Will you transcribe all the entries word for word, skipping the pictures they hold?
# start of Working data
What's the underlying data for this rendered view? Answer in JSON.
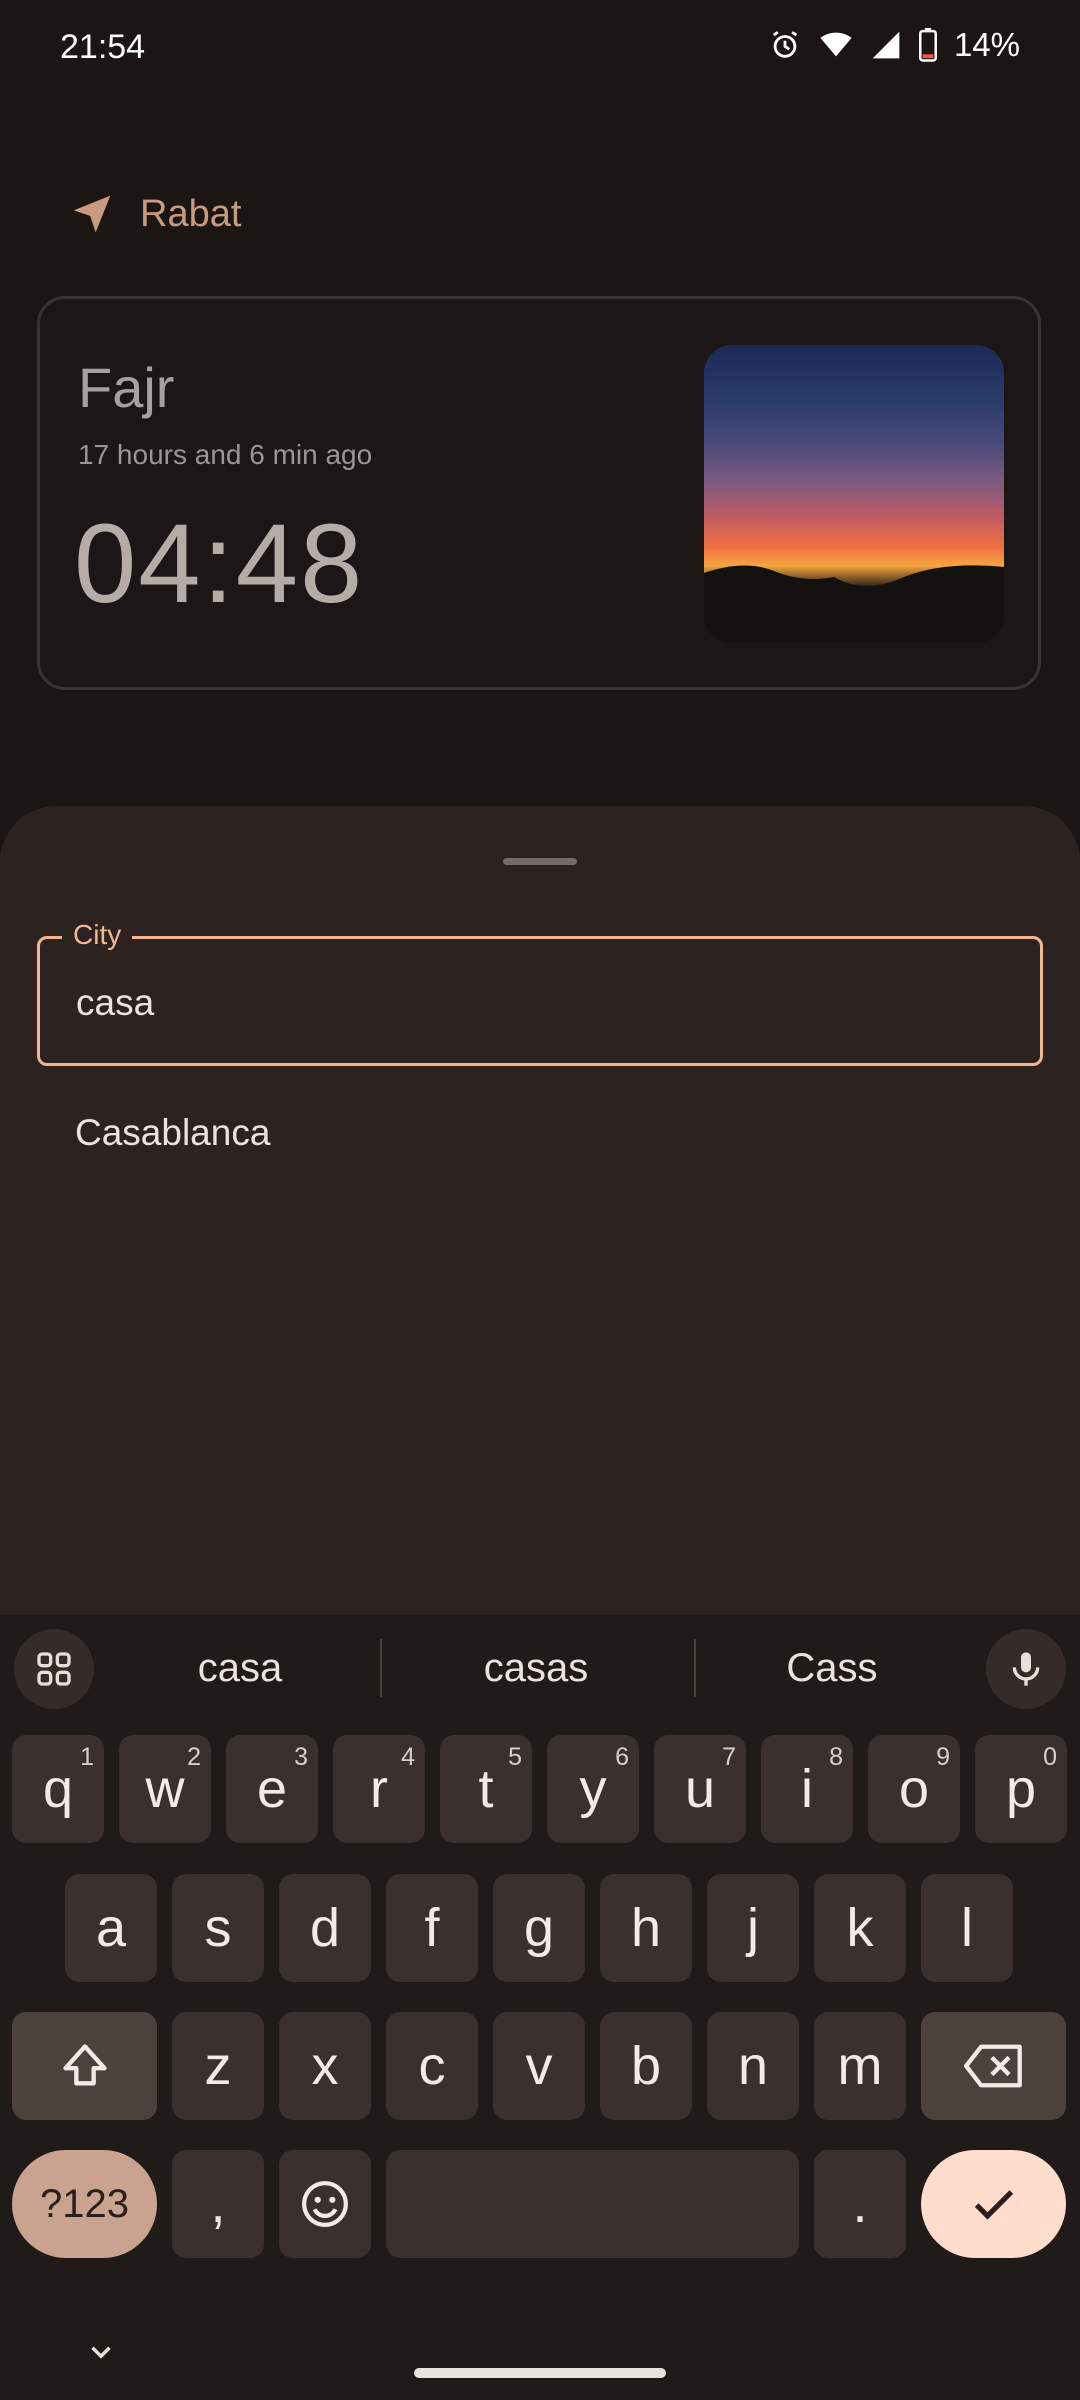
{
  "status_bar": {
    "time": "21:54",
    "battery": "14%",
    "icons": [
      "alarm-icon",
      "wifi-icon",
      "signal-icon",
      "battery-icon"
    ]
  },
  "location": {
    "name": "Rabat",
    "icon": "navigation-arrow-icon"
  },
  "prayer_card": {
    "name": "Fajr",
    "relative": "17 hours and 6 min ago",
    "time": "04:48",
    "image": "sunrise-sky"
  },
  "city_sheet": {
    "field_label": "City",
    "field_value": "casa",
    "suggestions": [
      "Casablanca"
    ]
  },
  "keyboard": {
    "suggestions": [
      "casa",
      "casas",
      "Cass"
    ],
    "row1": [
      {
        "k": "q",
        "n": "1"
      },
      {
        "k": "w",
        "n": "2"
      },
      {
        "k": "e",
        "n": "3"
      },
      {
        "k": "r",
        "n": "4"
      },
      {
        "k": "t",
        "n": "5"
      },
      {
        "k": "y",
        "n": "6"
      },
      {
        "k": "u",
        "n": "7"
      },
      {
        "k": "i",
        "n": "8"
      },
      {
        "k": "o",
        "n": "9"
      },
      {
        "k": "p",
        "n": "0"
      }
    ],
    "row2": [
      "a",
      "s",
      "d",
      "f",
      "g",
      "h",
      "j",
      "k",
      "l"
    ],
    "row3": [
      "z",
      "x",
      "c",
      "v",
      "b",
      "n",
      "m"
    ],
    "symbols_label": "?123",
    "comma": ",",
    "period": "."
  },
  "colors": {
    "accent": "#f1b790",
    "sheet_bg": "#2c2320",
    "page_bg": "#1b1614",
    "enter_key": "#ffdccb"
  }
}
# end of Working data
## [Full answer]
What's the underlying data for this rendered view? Answer in JSON.
{
  "status_bar": {
    "time": "21:54",
    "battery": "14%",
    "icons": [
      "alarm-icon",
      "wifi-icon",
      "signal-icon",
      "battery-icon"
    ]
  },
  "location": {
    "name": "Rabat",
    "icon": "navigation-arrow-icon"
  },
  "prayer_card": {
    "name": "Fajr",
    "relative": "17 hours and 6 min ago",
    "time": "04:48",
    "image": "sunrise-sky"
  },
  "city_sheet": {
    "field_label": "City",
    "field_value": "casa",
    "suggestions": [
      "Casablanca"
    ]
  },
  "keyboard": {
    "suggestions": [
      "casa",
      "casas",
      "Cass"
    ],
    "row1": [
      {
        "k": "q",
        "n": "1"
      },
      {
        "k": "w",
        "n": "2"
      },
      {
        "k": "e",
        "n": "3"
      },
      {
        "k": "r",
        "n": "4"
      },
      {
        "k": "t",
        "n": "5"
      },
      {
        "k": "y",
        "n": "6"
      },
      {
        "k": "u",
        "n": "7"
      },
      {
        "k": "i",
        "n": "8"
      },
      {
        "k": "o",
        "n": "9"
      },
      {
        "k": "p",
        "n": "0"
      }
    ],
    "row2": [
      "a",
      "s",
      "d",
      "f",
      "g",
      "h",
      "j",
      "k",
      "l"
    ],
    "row3": [
      "z",
      "x",
      "c",
      "v",
      "b",
      "n",
      "m"
    ],
    "symbols_label": "?123",
    "comma": ",",
    "period": "."
  },
  "colors": {
    "accent": "#f1b790",
    "sheet_bg": "#2c2320",
    "page_bg": "#1b1614",
    "enter_key": "#ffdccb"
  }
}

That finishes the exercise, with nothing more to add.